Problem statement: Can you restate the records below word for word?
*** Supplied data
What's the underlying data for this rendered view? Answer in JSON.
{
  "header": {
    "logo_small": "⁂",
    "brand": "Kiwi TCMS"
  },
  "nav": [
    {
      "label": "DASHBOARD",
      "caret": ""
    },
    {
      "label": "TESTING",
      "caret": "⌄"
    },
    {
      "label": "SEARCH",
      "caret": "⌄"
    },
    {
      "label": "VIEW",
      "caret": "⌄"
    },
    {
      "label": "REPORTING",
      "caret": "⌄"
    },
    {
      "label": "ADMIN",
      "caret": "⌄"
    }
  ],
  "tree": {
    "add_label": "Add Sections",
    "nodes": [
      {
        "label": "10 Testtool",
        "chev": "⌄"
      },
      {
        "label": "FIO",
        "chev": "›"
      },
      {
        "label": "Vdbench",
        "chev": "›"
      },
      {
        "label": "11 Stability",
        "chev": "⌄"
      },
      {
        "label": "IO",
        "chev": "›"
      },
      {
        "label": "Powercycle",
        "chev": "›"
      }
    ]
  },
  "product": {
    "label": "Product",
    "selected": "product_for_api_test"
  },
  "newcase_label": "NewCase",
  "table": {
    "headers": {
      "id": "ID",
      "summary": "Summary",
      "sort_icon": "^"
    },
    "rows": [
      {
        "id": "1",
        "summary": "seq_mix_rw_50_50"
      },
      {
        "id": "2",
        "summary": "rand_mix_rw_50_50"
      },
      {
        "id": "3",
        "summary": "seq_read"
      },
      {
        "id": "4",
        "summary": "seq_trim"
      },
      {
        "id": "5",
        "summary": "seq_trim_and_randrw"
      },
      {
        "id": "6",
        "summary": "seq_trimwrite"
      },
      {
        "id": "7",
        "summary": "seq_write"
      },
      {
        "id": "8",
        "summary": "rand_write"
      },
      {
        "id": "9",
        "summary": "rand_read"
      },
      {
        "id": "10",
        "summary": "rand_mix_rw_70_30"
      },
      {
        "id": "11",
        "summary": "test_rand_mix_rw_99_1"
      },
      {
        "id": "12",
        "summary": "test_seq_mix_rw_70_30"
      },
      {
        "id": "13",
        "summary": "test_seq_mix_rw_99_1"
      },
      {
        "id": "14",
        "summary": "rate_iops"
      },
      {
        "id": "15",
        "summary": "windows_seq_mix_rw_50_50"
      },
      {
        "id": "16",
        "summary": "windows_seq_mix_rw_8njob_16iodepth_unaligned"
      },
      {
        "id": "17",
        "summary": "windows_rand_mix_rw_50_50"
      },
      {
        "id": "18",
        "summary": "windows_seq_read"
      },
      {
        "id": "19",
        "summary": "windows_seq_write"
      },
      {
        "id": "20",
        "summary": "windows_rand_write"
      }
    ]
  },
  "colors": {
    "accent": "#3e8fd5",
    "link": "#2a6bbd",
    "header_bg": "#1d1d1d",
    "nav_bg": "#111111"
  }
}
******
Solution to this exercise:
What's the underlying data for this rendered view? Answer in JSON.
{
  "header": {
    "logo_small": "⁂",
    "brand": "Kiwi TCMS"
  },
  "nav": [
    {
      "label": "DASHBOARD",
      "caret": ""
    },
    {
      "label": "TESTING",
      "caret": "⌄"
    },
    {
      "label": "SEARCH",
      "caret": "⌄"
    },
    {
      "label": "VIEW",
      "caret": "⌄"
    },
    {
      "label": "REPORTING",
      "caret": "⌄"
    },
    {
      "label": "ADMIN",
      "caret": "⌄"
    }
  ],
  "tree": {
    "add_label": "Add Sections",
    "nodes": [
      {
        "label": "10 Testtool",
        "chev": "⌄"
      },
      {
        "label": "FIO",
        "chev": "›"
      },
      {
        "label": "Vdbench",
        "chev": "›"
      },
      {
        "label": "11 Stability",
        "chev": "⌄"
      },
      {
        "label": "IO",
        "chev": "›"
      },
      {
        "label": "Powercycle",
        "chev": "›"
      }
    ]
  },
  "product": {
    "label": "Product",
    "selected": "product_for_api_test"
  },
  "newcase_label": "NewCase",
  "table": {
    "headers": {
      "id": "ID",
      "summary": "Summary",
      "sort_icon": "^"
    },
    "rows": [
      {
        "id": "1",
        "summary": "seq_mix_rw_50_50"
      },
      {
        "id": "2",
        "summary": "rand_mix_rw_50_50"
      },
      {
        "id": "3",
        "summary": "seq_read"
      },
      {
        "id": "4",
        "summary": "seq_trim"
      },
      {
        "id": "5",
        "summary": "seq_trim_and_randrw"
      },
      {
        "id": "6",
        "summary": "seq_trimwrite"
      },
      {
        "id": "7",
        "summary": "seq_write"
      },
      {
        "id": "8",
        "summary": "rand_write"
      },
      {
        "id": "9",
        "summary": "rand_read"
      },
      {
        "id": "10",
        "summary": "rand_mix_rw_70_30"
      },
      {
        "id": "11",
        "summary": "test_rand_mix_rw_99_1"
      },
      {
        "id": "12",
        "summary": "test_seq_mix_rw_70_30"
      },
      {
        "id": "13",
        "summary": "test_seq_mix_rw_99_1"
      },
      {
        "id": "14",
        "summary": "rate_iops"
      },
      {
        "id": "15",
        "summary": "windows_seq_mix_rw_50_50"
      },
      {
        "id": "16",
        "summary": "windows_seq_mix_rw_8njob_16iodepth_unaligned"
      },
      {
        "id": "17",
        "summary": "windows_rand_mix_rw_50_50"
      },
      {
        "id": "18",
        "summary": "windows_seq_read"
      },
      {
        "id": "19",
        "summary": "windows_seq_write"
      },
      {
        "id": "20",
        "summary": "windows_rand_write"
      }
    ]
  },
  "colors": {
    "accent": "#3e8fd5",
    "link": "#2a6bbd",
    "header_bg": "#1d1d1d",
    "nav_bg": "#111111"
  }
}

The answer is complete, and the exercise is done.